▶ _WRITTEN INSTRUCTION_
Gather all lines with the word "pour" in them.
--- Start ---
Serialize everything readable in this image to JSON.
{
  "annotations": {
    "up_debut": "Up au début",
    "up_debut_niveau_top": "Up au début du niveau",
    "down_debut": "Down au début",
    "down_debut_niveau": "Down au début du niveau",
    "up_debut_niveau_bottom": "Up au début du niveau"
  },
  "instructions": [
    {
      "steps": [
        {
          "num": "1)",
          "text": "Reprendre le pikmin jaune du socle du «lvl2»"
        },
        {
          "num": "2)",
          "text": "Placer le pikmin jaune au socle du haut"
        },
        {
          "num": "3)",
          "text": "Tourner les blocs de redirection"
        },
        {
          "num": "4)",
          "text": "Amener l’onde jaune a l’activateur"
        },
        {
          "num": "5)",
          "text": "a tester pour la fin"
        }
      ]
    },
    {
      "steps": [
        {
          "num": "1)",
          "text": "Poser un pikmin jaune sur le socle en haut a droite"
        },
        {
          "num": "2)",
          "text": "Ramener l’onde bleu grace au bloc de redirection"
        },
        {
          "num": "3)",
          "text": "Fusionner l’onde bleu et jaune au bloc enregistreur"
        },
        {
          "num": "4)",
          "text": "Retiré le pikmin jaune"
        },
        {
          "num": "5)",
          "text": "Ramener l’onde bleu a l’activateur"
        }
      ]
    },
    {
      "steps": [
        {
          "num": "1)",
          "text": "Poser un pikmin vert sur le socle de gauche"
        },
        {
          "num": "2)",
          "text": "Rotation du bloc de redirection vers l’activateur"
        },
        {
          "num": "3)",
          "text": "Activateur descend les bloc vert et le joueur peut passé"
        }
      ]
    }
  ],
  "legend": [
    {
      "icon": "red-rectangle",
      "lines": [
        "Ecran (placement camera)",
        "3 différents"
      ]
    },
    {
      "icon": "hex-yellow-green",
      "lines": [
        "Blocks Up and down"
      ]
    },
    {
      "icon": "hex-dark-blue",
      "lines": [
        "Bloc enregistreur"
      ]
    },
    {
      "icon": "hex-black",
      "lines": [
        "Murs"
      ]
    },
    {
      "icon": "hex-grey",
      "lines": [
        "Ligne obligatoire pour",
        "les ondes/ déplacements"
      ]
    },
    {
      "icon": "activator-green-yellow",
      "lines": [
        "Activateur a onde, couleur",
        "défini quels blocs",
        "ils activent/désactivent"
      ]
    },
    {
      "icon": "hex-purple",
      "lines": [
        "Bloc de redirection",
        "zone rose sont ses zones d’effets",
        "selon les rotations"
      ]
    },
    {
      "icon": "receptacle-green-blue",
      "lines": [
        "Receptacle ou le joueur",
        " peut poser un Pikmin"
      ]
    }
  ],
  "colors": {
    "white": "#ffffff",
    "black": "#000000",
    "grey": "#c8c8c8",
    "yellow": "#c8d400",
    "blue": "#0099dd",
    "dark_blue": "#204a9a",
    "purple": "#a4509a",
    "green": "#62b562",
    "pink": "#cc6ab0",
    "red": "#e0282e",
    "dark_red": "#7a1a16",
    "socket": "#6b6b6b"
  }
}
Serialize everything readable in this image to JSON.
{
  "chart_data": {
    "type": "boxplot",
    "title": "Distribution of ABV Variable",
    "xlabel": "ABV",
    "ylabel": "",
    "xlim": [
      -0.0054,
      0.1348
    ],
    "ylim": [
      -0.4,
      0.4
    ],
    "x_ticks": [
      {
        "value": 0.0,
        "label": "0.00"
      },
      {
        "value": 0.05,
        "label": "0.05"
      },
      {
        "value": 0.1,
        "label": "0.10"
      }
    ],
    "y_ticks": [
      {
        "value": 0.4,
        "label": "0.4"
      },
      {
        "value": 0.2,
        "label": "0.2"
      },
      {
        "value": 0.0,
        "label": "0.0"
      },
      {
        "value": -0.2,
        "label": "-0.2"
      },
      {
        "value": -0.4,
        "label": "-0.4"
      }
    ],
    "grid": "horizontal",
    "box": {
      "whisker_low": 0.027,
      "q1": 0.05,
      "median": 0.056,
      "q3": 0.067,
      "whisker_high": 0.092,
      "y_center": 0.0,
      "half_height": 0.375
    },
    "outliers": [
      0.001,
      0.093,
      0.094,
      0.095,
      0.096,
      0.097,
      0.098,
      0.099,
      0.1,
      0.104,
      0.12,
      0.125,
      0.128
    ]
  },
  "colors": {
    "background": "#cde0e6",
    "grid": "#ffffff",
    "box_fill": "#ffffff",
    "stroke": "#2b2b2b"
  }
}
--- End ---
▶ _EXPECTED OUTPUT_
          "text": "a tester pour la fin"
        "Ligne obligatoire pour",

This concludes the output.